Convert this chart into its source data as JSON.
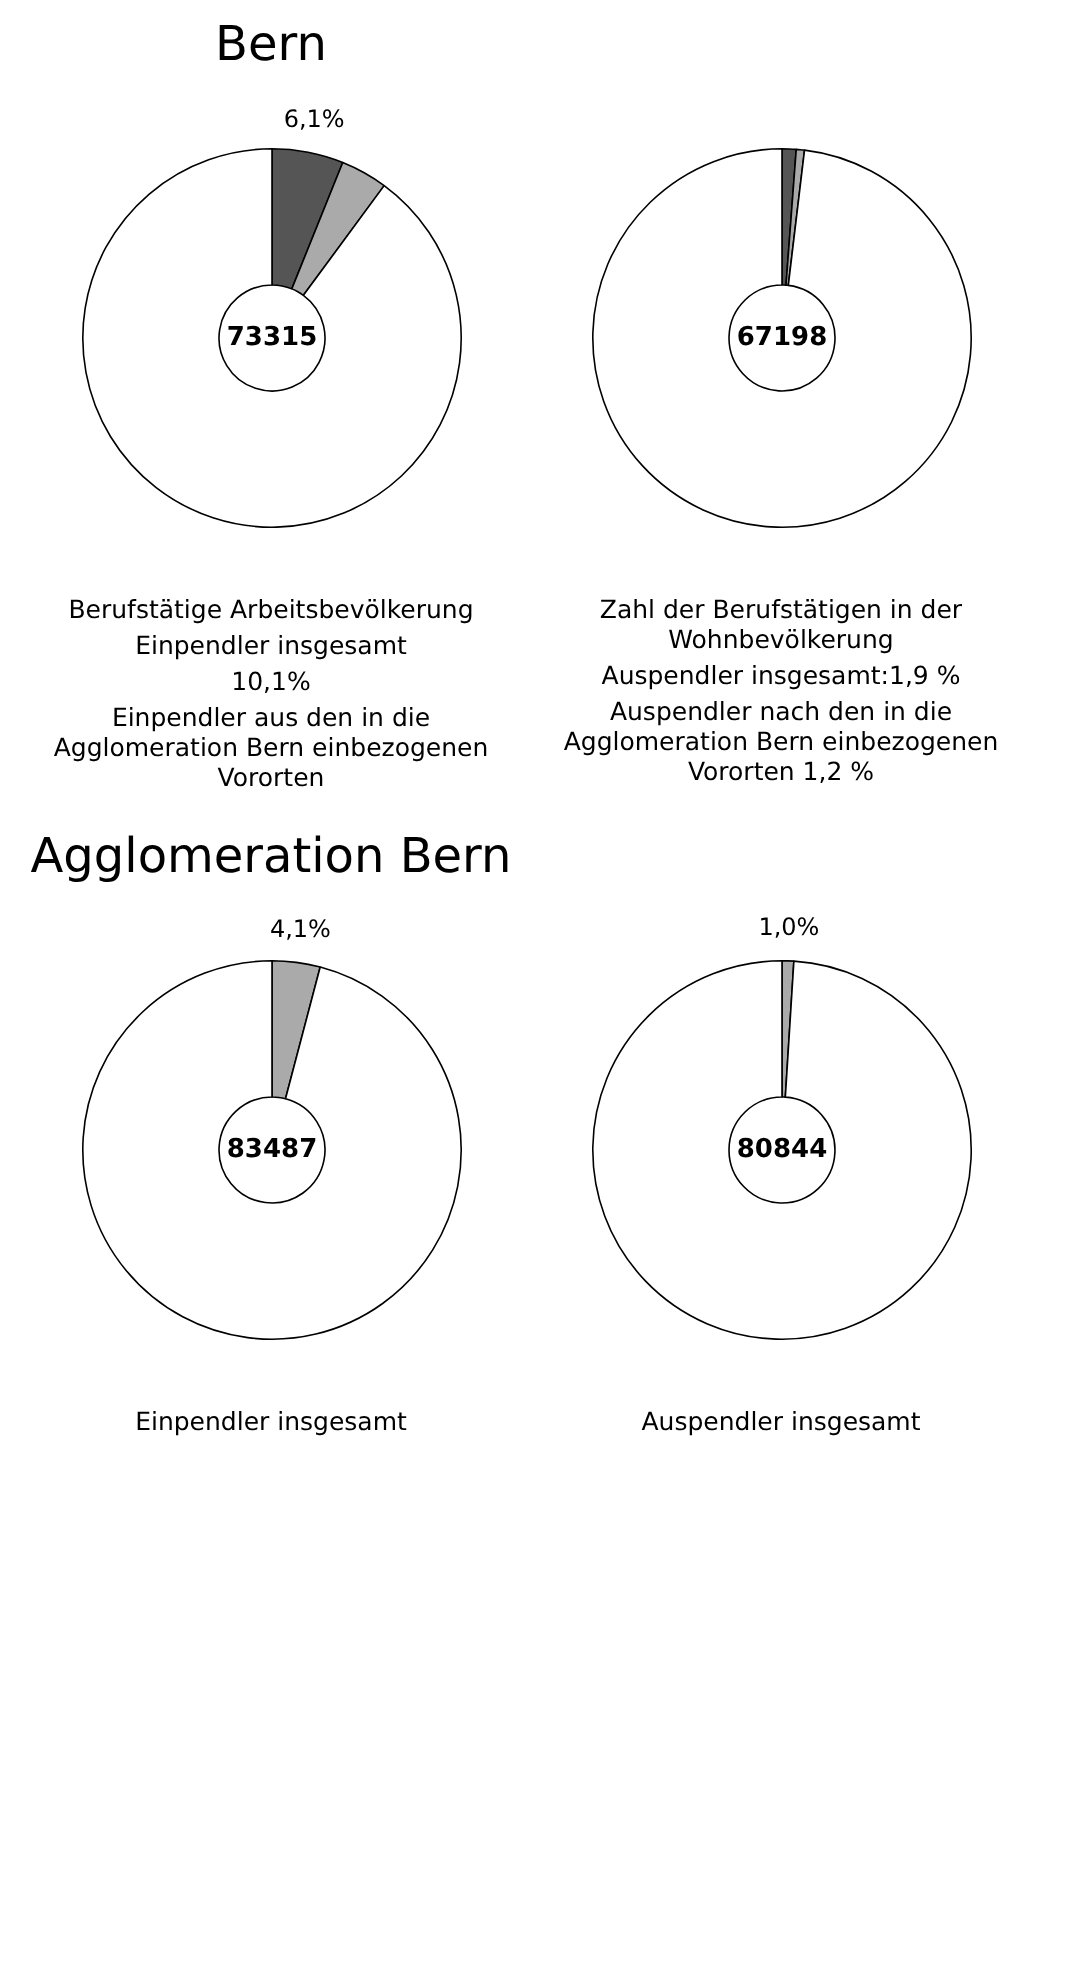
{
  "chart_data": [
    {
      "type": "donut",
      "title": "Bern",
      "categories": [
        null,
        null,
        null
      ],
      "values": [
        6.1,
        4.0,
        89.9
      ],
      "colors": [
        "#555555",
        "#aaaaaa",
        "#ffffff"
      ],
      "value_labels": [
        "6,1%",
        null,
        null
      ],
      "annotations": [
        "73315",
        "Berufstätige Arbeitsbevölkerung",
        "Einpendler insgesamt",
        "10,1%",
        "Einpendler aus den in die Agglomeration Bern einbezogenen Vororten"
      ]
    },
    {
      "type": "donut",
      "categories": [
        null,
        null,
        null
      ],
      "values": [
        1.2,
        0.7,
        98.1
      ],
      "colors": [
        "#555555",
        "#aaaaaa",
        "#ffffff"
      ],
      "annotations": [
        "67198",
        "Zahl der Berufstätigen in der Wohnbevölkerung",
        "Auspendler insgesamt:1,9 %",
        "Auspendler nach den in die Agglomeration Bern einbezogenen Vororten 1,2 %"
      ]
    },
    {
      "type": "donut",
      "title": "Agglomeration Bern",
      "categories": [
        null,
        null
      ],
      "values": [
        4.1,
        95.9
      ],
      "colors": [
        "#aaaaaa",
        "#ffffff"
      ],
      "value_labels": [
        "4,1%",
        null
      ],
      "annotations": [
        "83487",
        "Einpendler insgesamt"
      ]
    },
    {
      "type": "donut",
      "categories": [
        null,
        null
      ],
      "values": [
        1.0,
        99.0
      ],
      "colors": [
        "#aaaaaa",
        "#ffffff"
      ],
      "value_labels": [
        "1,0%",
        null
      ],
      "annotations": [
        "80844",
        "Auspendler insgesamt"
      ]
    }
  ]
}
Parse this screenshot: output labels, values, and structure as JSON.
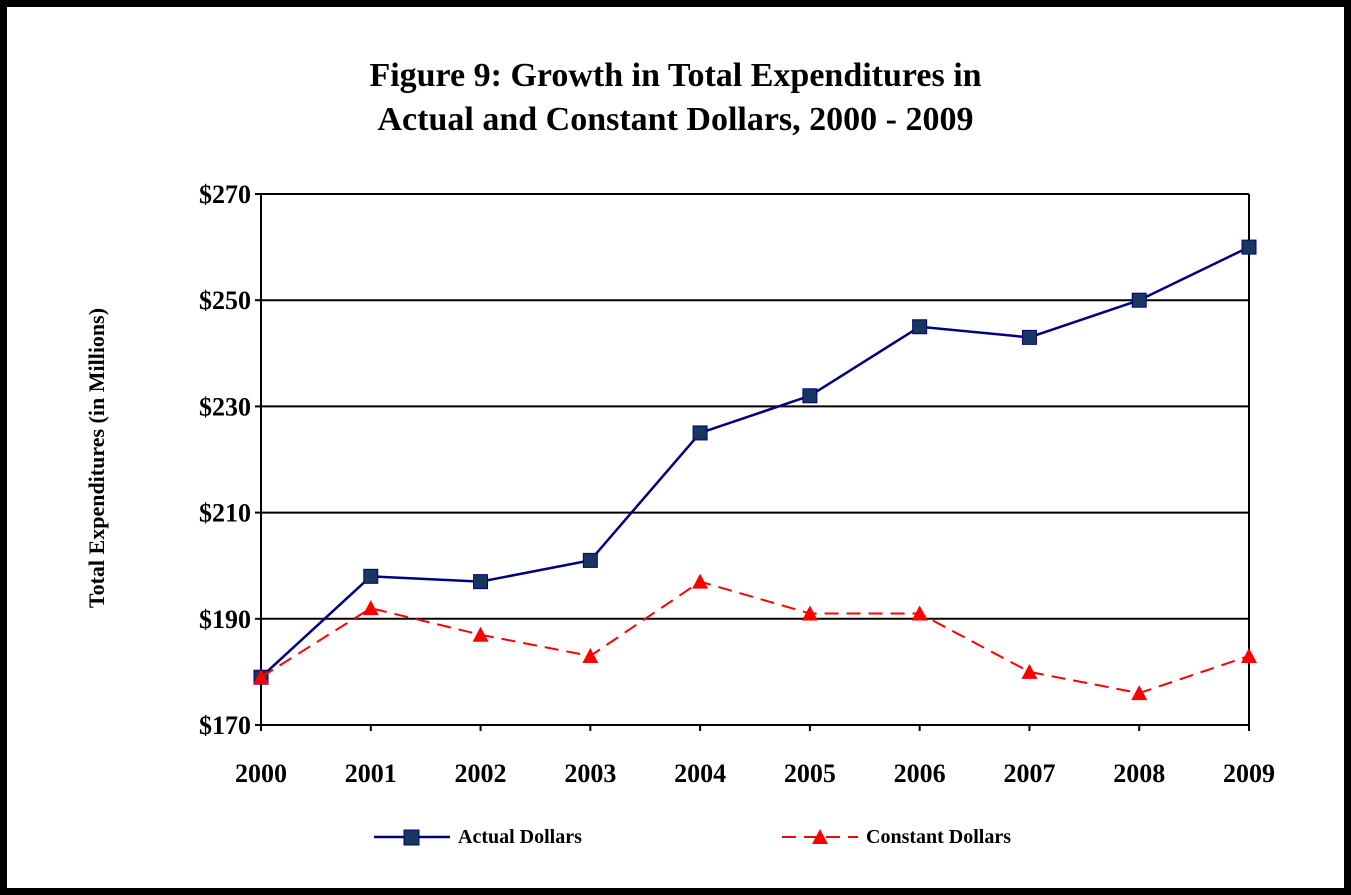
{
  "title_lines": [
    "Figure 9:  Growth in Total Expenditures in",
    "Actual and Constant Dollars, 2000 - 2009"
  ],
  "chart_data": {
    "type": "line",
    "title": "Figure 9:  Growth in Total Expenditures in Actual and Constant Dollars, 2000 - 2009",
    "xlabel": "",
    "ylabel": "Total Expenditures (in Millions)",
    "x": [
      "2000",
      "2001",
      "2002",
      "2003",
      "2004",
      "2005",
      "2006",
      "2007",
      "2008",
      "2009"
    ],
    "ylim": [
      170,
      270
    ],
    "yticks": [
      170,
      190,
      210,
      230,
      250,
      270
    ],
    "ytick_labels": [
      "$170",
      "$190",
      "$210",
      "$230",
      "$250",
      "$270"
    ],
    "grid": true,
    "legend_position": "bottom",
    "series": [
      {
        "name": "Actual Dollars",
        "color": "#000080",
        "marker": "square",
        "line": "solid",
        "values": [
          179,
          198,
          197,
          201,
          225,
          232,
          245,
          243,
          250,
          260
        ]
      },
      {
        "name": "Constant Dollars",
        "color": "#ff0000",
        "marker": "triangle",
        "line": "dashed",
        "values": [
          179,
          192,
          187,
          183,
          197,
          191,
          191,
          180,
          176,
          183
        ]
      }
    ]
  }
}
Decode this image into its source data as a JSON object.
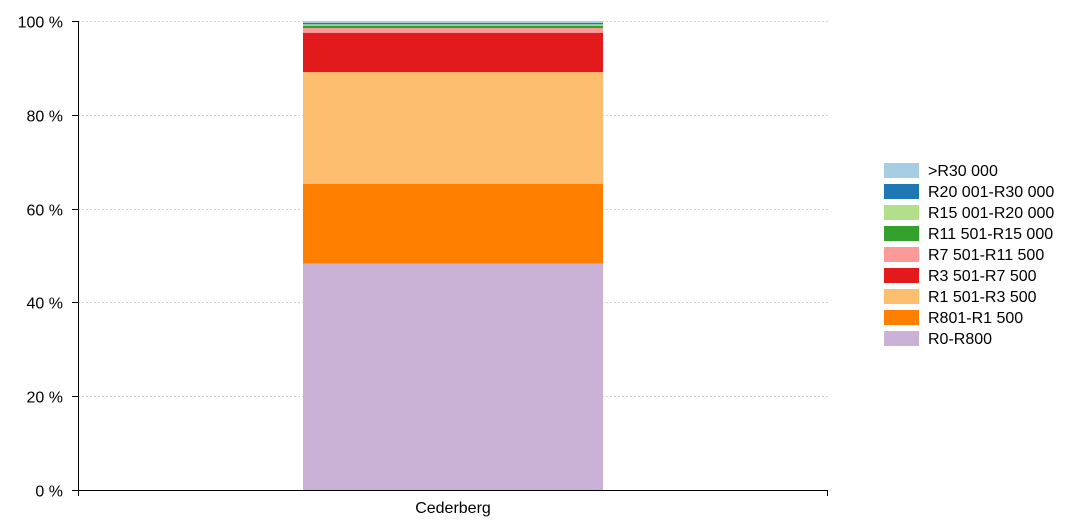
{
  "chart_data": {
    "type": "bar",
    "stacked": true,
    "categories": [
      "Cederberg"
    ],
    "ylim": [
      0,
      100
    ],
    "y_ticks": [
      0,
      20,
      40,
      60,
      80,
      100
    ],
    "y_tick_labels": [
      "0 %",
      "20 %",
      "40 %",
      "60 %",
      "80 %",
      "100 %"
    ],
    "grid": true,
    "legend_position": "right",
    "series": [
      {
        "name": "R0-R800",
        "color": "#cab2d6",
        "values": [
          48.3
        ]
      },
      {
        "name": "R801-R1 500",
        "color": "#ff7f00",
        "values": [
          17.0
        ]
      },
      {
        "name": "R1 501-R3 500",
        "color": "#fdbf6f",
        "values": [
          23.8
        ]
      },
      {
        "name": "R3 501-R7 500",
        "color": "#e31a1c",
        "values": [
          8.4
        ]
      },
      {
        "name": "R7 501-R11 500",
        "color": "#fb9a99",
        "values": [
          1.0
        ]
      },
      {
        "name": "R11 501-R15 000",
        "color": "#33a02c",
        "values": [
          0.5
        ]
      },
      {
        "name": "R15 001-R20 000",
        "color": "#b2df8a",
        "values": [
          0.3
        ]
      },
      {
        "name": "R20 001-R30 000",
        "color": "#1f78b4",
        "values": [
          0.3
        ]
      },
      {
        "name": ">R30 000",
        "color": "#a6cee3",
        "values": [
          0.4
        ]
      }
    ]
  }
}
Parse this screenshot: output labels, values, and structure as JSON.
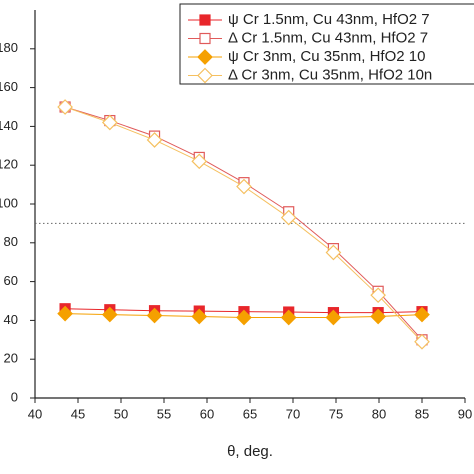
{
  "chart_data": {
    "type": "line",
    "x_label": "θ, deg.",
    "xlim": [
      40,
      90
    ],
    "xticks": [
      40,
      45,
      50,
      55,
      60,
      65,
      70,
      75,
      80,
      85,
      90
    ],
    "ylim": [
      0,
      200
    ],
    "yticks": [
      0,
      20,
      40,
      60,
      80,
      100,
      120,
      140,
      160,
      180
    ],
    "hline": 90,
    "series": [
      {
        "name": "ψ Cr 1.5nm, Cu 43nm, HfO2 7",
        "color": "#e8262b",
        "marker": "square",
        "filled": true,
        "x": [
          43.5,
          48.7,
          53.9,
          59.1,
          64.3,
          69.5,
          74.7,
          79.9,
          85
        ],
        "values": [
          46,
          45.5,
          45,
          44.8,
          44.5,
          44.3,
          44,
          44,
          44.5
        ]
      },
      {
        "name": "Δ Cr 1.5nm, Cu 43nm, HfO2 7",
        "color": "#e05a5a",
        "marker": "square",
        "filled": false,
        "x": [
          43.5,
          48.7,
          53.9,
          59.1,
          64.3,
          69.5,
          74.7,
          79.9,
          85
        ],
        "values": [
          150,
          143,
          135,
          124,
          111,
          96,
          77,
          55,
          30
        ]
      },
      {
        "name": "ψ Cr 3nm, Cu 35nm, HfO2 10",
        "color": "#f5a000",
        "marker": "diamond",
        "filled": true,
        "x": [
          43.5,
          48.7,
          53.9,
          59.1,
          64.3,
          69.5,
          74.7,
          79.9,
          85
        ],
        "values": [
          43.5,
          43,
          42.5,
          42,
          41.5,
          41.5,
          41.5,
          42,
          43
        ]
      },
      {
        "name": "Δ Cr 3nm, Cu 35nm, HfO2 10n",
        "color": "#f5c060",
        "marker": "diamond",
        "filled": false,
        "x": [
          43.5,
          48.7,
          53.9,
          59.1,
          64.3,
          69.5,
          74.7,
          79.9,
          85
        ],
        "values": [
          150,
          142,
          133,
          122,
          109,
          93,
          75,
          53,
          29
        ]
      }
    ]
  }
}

> **EXERCISE TASK**
Go back to the records above and write them out exactly, without the pictures.

> **SOLVED EXERCISE**
Convert this chart into its source data as JSON.
{
  "chart_data": [
    {
      "type": "donut",
      "title": "Bern",
      "categories": [
        null,
        null,
        null
      ],
      "values": [
        6.1,
        4.0,
        89.9
      ],
      "colors": [
        "#555555",
        "#aaaaaa",
        "#ffffff"
      ],
      "value_labels": [
        "6,1%",
        null,
        null
      ],
      "annotations": [
        "73315",
        "Berufstätige Arbeitsbevölkerung",
        "Einpendler insgesamt",
        "10,1%",
        "Einpendler aus den in die Agglomeration Bern einbezogenen Vororten"
      ]
    },
    {
      "type": "donut",
      "categories": [
        null,
        null,
        null
      ],
      "values": [
        1.2,
        0.7,
        98.1
      ],
      "colors": [
        "#555555",
        "#aaaaaa",
        "#ffffff"
      ],
      "annotations": [
        "67198",
        "Zahl der Berufstätigen in der Wohnbevölkerung",
        "Auspendler insgesamt:1,9 %",
        "Auspendler nach den in die Agglomeration Bern einbezogenen Vororten 1,2 %"
      ]
    },
    {
      "type": "donut",
      "title": "Agglomeration Bern",
      "categories": [
        null,
        null
      ],
      "values": [
        4.1,
        95.9
      ],
      "colors": [
        "#aaaaaa",
        "#ffffff"
      ],
      "value_labels": [
        "4,1%",
        null
      ],
      "annotations": [
        "83487",
        "Einpendler insgesamt"
      ]
    },
    {
      "type": "donut",
      "categories": [
        null,
        null
      ],
      "values": [
        1.0,
        99.0
      ],
      "colors": [
        "#aaaaaa",
        "#ffffff"
      ],
      "value_labels": [
        "1,0%",
        null
      ],
      "annotations": [
        "80844",
        "Auspendler insgesamt"
      ]
    }
  ]
}
Parse this screenshot: output labels, values, and structure as JSON.
{
  "title_lines": [
    "Figure 9:  Growth in Total Expenditures in",
    "Actual and Constant Dollars, 2000 - 2009"
  ],
  "chart_data": {
    "type": "line",
    "title": "Figure 9:  Growth in Total Expenditures in Actual and Constant Dollars, 2000 - 2009",
    "xlabel": "",
    "ylabel": "Total Expenditures (in Millions)",
    "x": [
      "2000",
      "2001",
      "2002",
      "2003",
      "2004",
      "2005",
      "2006",
      "2007",
      "2008",
      "2009"
    ],
    "ylim": [
      170,
      270
    ],
    "yticks": [
      170,
      190,
      210,
      230,
      250,
      270
    ],
    "ytick_labels": [
      "$170",
      "$190",
      "$210",
      "$230",
      "$250",
      "$270"
    ],
    "grid": true,
    "legend_position": "bottom",
    "series": [
      {
        "name": "Actual Dollars",
        "color": "#000080",
        "marker": "square",
        "line": "solid",
        "values": [
          179,
          198,
          197,
          201,
          225,
          232,
          245,
          243,
          250,
          260
        ]
      },
      {
        "name": "Constant Dollars",
        "color": "#ff0000",
        "marker": "triangle",
        "line": "dashed",
        "values": [
          179,
          192,
          187,
          183,
          197,
          191,
          191,
          180,
          176,
          183
        ]
      }
    ]
  }
}
Decode this image into its source data as a JSON object.
{
  "chart_data": {
    "type": "bar",
    "stacked": true,
    "categories": [
      "Cederberg"
    ],
    "ylim": [
      0,
      100
    ],
    "y_ticks": [
      0,
      20,
      40,
      60,
      80,
      100
    ],
    "y_tick_labels": [
      "0 %",
      "20 %",
      "40 %",
      "60 %",
      "80 %",
      "100 %"
    ],
    "grid": true,
    "legend_position": "right",
    "series": [
      {
        "name": "R0-R800",
        "color": "#cab2d6",
        "values": [
          48.3
        ]
      },
      {
        "name": "R801-R1 500",
        "color": "#ff7f00",
        "values": [
          17.0
        ]
      },
      {
        "name": "R1 501-R3 500",
        "color": "#fdbf6f",
        "values": [
          23.8
        ]
      },
      {
        "name": "R3 501-R7 500",
        "color": "#e31a1c",
        "values": [
          8.4
        ]
      },
      {
        "name": "R7 501-R11 500",
        "color": "#fb9a99",
        "values": [
          1.0
        ]
      },
      {
        "name": "R11 501-R15 000",
        "color": "#33a02c",
        "values": [
          0.5
        ]
      },
      {
        "name": "R15 001-R20 000",
        "color": "#b2df8a",
        "values": [
          0.3
        ]
      },
      {
        "name": "R20 001-R30 000",
        "color": "#1f78b4",
        "values": [
          0.3
        ]
      },
      {
        "name": ">R30 000",
        "color": "#a6cee3",
        "values": [
          0.4
        ]
      }
    ]
  }
}
Parse this screenshot: output labels, values, and structure as JSON.
{
  "chart_data": {
    "type": "line",
    "x_label": "θ, deg.",
    "xlim": [
      40,
      90
    ],
    "xticks": [
      40,
      45,
      50,
      55,
      60,
      65,
      70,
      75,
      80,
      85,
      90
    ],
    "ylim": [
      0,
      200
    ],
    "yticks": [
      0,
      20,
      40,
      60,
      80,
      100,
      120,
      140,
      160,
      180
    ],
    "hline": 90,
    "series": [
      {
        "name": "ψ Cr 1.5nm, Cu 43nm, HfO2 7",
        "color": "#e8262b",
        "marker": "square",
        "filled": true,
        "x": [
          43.5,
          48.7,
          53.9,
          59.1,
          64.3,
          69.5,
          74.7,
          79.9,
          85
        ],
        "values": [
          46,
          45.5,
          45,
          44.8,
          44.5,
          44.3,
          44,
          44,
          44.5
        ]
      },
      {
        "name": "Δ Cr 1.5nm, Cu 43nm, HfO2 7",
        "color": "#e05a5a",
        "marker": "square",
        "filled": false,
        "x": [
          43.5,
          48.7,
          53.9,
          59.1,
          64.3,
          69.5,
          74.7,
          79.9,
          85
        ],
        "values": [
          150,
          143,
          135,
          124,
          111,
          96,
          77,
          55,
          30
        ]
      },
      {
        "name": "ψ Cr 3nm, Cu 35nm, HfO2 10",
        "color": "#f5a000",
        "marker": "diamond",
        "filled": true,
        "x": [
          43.5,
          48.7,
          53.9,
          59.1,
          64.3,
          69.5,
          74.7,
          79.9,
          85
        ],
        "values": [
          43.5,
          43,
          42.5,
          42,
          41.5,
          41.5,
          41.5,
          42,
          43
        ]
      },
      {
        "name": "Δ Cr 3nm, Cu 35nm, HfO2 10n",
        "color": "#f5c060",
        "marker": "diamond",
        "filled": false,
        "x": [
          43.5,
          48.7,
          53.9,
          59.1,
          64.3,
          69.5,
          74.7,
          79.9,
          85
        ],
        "values": [
          150,
          142,
          133,
          122,
          109,
          93,
          75,
          53,
          29
        ]
      }
    ]
  }
}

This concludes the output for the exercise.